* _Material for the task_:
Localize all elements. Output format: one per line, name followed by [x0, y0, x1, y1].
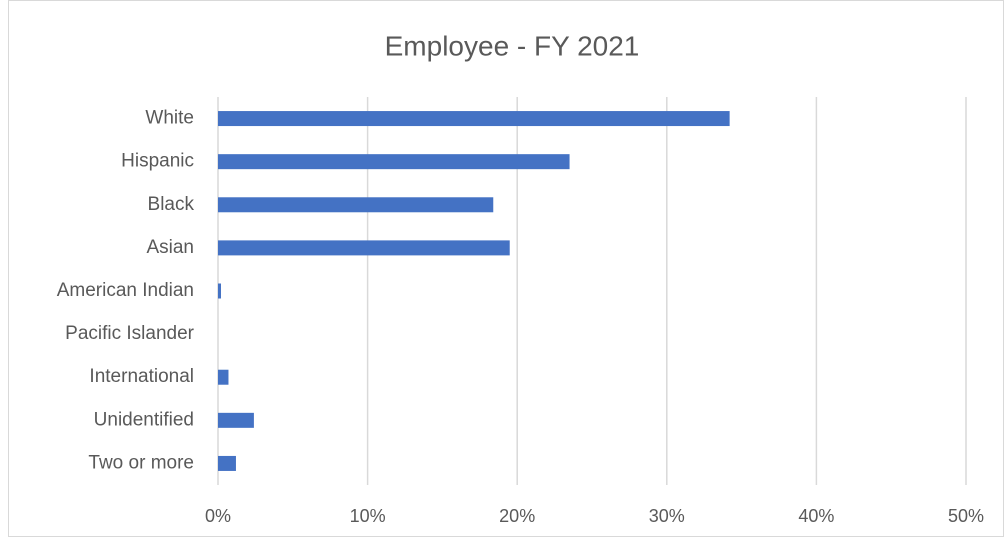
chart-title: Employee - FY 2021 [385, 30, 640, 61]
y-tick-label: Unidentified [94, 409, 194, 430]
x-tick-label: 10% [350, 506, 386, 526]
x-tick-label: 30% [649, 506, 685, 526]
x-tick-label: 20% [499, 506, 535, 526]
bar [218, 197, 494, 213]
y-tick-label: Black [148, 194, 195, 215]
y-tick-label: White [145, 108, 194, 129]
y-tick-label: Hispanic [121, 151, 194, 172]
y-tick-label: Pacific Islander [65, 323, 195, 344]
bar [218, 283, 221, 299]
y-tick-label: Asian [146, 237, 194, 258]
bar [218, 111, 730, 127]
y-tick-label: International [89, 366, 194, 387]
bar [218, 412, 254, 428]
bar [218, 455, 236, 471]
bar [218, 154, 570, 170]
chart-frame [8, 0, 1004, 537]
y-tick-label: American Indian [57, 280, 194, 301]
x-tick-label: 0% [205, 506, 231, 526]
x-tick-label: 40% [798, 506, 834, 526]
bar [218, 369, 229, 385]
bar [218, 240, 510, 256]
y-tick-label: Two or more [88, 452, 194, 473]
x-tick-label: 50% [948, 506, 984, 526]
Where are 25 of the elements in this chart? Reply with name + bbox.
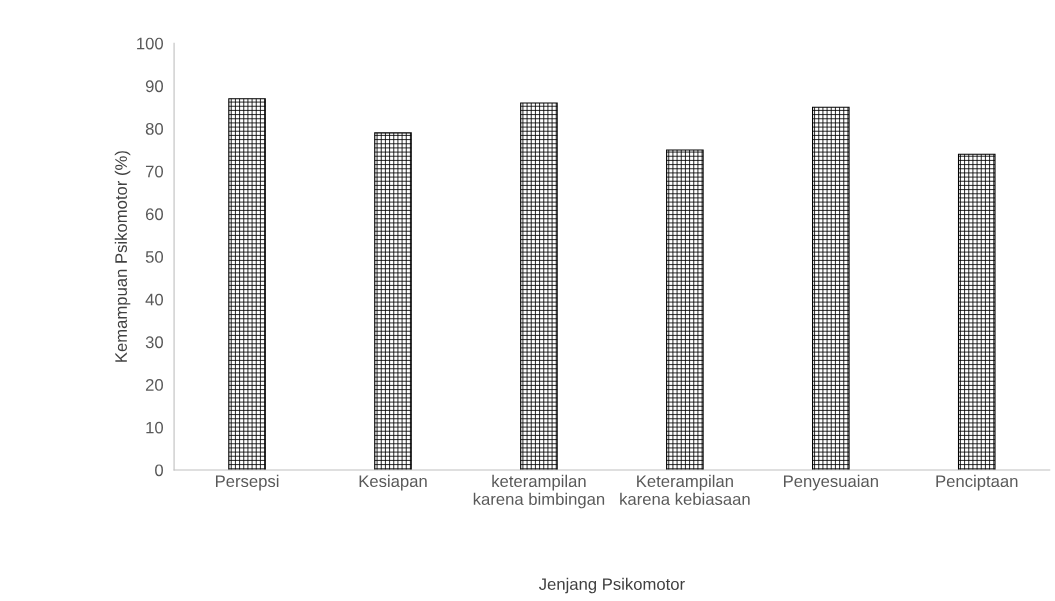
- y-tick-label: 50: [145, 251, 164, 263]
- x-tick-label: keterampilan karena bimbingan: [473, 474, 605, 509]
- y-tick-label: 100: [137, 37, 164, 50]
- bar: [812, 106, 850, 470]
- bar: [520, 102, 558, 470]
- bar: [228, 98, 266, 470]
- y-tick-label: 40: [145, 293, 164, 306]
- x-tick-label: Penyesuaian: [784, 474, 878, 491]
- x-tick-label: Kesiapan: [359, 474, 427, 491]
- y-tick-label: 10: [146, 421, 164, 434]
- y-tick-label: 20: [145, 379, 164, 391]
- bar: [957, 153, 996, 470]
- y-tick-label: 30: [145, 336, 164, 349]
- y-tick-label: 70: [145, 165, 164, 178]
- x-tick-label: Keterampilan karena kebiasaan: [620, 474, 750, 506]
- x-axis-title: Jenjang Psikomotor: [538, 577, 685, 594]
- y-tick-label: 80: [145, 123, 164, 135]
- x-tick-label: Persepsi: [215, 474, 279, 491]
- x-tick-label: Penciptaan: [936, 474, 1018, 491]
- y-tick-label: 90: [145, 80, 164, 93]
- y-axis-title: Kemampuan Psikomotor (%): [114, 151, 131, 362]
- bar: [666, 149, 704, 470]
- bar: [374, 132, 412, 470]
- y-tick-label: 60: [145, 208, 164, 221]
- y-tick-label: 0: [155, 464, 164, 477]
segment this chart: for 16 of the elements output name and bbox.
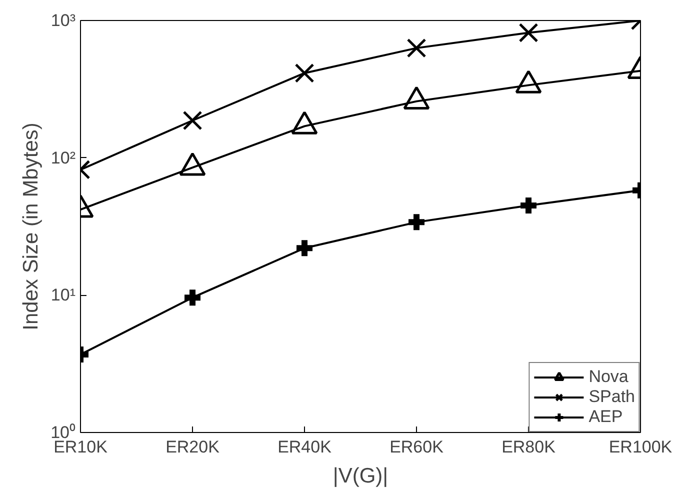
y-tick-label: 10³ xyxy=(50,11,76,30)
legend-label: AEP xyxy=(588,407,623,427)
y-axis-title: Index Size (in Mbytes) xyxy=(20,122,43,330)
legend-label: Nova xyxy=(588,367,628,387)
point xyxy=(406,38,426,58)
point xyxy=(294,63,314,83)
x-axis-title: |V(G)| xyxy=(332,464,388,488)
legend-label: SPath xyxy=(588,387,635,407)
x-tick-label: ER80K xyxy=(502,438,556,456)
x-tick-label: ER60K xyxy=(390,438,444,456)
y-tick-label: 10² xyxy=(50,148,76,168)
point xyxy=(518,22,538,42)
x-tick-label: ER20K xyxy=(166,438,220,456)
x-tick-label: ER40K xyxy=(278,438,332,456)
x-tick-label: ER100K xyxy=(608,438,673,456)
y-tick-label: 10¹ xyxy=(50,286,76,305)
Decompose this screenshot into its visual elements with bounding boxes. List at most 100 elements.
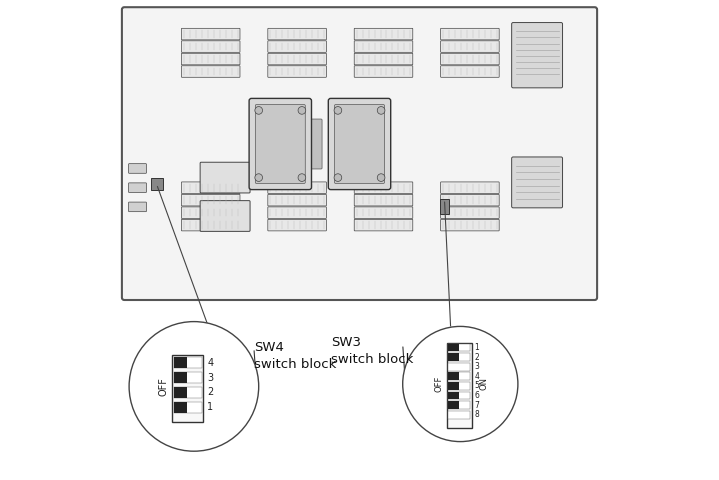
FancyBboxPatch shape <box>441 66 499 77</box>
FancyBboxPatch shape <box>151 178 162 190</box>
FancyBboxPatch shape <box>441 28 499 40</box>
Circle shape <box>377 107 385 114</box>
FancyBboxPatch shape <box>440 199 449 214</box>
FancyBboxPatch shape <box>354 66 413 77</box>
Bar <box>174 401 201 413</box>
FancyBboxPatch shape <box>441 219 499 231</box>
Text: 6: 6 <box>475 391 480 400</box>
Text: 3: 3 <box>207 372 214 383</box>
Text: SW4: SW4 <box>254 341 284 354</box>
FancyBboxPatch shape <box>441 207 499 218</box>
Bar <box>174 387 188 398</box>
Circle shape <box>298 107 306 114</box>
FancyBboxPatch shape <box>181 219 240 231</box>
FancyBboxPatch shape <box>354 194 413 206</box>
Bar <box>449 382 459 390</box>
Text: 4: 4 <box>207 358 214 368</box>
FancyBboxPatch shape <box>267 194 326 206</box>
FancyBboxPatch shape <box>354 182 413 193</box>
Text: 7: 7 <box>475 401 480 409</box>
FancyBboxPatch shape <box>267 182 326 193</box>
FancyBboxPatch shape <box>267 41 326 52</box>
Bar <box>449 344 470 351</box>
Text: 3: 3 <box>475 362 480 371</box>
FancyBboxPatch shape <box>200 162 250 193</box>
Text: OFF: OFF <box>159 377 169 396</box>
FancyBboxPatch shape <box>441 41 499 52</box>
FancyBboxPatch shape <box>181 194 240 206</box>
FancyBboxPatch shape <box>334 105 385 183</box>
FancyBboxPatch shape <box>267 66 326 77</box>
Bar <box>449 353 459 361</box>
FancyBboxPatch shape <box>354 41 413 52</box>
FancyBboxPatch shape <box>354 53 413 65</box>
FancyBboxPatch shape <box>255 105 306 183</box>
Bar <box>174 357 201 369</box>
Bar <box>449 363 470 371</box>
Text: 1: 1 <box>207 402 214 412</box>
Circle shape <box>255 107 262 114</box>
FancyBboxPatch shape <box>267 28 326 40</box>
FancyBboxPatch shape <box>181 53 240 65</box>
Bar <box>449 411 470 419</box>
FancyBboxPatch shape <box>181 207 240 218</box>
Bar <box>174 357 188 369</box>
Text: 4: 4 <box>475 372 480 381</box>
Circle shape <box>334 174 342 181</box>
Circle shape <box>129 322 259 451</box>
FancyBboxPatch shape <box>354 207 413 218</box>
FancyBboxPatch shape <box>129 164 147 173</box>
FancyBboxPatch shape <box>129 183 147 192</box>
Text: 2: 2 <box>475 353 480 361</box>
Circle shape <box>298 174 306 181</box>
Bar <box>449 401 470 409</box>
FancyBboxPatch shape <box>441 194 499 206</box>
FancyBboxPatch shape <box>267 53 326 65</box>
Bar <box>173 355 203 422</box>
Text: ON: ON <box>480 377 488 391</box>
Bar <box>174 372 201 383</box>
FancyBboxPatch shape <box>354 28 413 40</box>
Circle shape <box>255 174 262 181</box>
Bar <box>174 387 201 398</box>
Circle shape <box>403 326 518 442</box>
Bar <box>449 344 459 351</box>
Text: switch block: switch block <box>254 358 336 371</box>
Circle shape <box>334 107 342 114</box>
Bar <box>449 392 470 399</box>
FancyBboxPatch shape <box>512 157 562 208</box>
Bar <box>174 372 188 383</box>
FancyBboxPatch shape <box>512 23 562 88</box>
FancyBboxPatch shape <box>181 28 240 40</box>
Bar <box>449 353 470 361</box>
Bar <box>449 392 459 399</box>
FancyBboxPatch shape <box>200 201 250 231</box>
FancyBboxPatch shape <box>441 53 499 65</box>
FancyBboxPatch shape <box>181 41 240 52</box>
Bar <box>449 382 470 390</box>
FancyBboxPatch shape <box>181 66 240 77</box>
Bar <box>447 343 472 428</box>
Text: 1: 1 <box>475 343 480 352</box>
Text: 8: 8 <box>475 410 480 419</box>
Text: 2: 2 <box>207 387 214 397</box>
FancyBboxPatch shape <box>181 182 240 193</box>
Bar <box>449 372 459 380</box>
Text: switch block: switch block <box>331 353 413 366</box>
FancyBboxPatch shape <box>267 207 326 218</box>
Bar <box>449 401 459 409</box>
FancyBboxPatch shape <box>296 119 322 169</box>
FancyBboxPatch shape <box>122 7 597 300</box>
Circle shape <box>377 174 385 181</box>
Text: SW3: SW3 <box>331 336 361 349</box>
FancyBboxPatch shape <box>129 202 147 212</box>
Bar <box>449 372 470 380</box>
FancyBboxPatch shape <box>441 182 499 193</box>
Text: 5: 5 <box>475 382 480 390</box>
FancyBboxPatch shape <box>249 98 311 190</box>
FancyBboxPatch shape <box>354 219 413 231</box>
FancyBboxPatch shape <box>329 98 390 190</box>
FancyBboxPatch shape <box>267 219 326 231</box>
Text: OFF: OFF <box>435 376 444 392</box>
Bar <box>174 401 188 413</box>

* _Exercise objective_:
Retype the lines verbatim, everything from the line containing "FancyBboxPatch shape <box>441 66 499 77</box>" down to the line containing "FancyBboxPatch shape <box>181 219", both included.

* _Expected answer_:
FancyBboxPatch shape <box>441 66 499 77</box>
FancyBboxPatch shape <box>151 178 162 190</box>
FancyBboxPatch shape <box>441 28 499 40</box>
Circle shape <box>377 107 385 114</box>
FancyBboxPatch shape <box>440 199 449 214</box>
FancyBboxPatch shape <box>354 66 413 77</box>
Bar <box>174 401 201 413</box>
FancyBboxPatch shape <box>441 219 499 231</box>
Text: 6: 6 <box>475 391 480 400</box>
Text: 3: 3 <box>207 372 214 383</box>
Text: SW4: SW4 <box>254 341 284 354</box>
FancyBboxPatch shape <box>441 207 499 218</box>
Bar <box>174 387 188 398</box>
Circle shape <box>298 107 306 114</box>
FancyBboxPatch shape <box>181 219 240 231</box>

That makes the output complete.